WHAT IS NEEDED: Tell how many lines include the string "McMC". Answer with a single number.
------------------------
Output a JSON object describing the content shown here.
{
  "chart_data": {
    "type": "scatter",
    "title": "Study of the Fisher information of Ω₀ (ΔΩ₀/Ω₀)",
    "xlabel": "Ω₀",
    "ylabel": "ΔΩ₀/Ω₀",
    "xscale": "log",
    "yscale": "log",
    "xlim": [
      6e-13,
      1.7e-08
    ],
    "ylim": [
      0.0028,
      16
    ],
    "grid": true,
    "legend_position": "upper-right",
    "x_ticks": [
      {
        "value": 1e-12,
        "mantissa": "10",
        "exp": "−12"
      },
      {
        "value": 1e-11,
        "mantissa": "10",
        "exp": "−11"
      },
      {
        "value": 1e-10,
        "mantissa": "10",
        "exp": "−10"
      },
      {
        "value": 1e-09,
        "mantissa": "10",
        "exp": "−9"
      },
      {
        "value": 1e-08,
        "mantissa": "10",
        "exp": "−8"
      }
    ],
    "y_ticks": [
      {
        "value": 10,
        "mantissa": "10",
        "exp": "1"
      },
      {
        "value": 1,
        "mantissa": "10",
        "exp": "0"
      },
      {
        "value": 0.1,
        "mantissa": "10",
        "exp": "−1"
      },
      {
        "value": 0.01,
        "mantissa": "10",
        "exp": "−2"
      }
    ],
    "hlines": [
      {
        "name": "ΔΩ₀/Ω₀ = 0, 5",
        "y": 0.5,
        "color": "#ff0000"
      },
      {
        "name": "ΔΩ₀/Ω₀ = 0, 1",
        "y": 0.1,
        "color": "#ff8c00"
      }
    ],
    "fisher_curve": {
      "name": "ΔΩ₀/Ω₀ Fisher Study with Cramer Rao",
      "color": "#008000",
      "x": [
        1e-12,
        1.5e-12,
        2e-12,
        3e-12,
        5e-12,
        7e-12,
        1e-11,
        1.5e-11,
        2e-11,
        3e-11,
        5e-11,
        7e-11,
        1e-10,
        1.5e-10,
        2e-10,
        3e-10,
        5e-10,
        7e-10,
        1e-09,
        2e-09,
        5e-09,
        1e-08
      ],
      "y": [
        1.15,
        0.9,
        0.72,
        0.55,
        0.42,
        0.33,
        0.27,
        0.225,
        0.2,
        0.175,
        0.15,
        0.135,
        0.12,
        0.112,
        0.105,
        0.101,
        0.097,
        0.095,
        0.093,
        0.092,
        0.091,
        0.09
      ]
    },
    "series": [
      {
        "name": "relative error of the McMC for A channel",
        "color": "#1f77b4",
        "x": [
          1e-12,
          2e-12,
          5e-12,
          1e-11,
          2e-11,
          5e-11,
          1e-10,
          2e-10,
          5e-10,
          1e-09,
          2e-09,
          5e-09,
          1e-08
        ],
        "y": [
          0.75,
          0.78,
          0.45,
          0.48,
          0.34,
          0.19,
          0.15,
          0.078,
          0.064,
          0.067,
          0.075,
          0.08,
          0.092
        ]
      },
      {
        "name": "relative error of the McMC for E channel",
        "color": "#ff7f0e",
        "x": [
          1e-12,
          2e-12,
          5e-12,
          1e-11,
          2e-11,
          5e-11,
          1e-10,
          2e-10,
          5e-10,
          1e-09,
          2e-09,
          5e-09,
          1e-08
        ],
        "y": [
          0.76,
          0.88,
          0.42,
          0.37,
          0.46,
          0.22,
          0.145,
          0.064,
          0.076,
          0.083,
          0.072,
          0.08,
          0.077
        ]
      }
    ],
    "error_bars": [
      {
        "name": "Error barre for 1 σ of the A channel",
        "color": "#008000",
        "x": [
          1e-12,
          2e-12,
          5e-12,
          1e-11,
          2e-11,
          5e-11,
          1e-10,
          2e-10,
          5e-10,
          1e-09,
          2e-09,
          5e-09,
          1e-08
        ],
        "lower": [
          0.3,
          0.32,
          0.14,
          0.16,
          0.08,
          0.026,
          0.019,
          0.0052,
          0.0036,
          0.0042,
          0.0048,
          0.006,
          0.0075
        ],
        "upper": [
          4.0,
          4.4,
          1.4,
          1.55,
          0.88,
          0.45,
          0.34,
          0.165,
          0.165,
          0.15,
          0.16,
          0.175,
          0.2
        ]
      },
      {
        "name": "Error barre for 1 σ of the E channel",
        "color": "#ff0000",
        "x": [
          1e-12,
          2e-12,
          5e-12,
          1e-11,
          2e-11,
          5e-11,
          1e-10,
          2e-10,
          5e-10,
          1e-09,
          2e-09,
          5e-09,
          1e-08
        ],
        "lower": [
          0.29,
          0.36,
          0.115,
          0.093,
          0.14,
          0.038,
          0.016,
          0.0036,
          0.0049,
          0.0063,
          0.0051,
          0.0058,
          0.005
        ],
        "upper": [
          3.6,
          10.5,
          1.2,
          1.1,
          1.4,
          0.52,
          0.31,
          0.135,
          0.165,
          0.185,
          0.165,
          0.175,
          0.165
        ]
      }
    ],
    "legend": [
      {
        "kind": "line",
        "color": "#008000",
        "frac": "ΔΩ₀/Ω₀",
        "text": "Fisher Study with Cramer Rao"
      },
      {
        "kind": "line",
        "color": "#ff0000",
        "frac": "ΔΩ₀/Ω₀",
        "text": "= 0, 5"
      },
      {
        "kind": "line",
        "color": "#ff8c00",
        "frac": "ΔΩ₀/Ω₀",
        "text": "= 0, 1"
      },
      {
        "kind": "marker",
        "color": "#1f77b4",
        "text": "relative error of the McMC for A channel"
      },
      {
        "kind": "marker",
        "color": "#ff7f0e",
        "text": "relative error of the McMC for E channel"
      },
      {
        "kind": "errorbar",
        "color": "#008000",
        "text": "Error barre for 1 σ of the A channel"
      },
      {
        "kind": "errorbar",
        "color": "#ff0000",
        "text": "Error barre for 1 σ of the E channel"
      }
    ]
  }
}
------------------------
SOLUTION: 4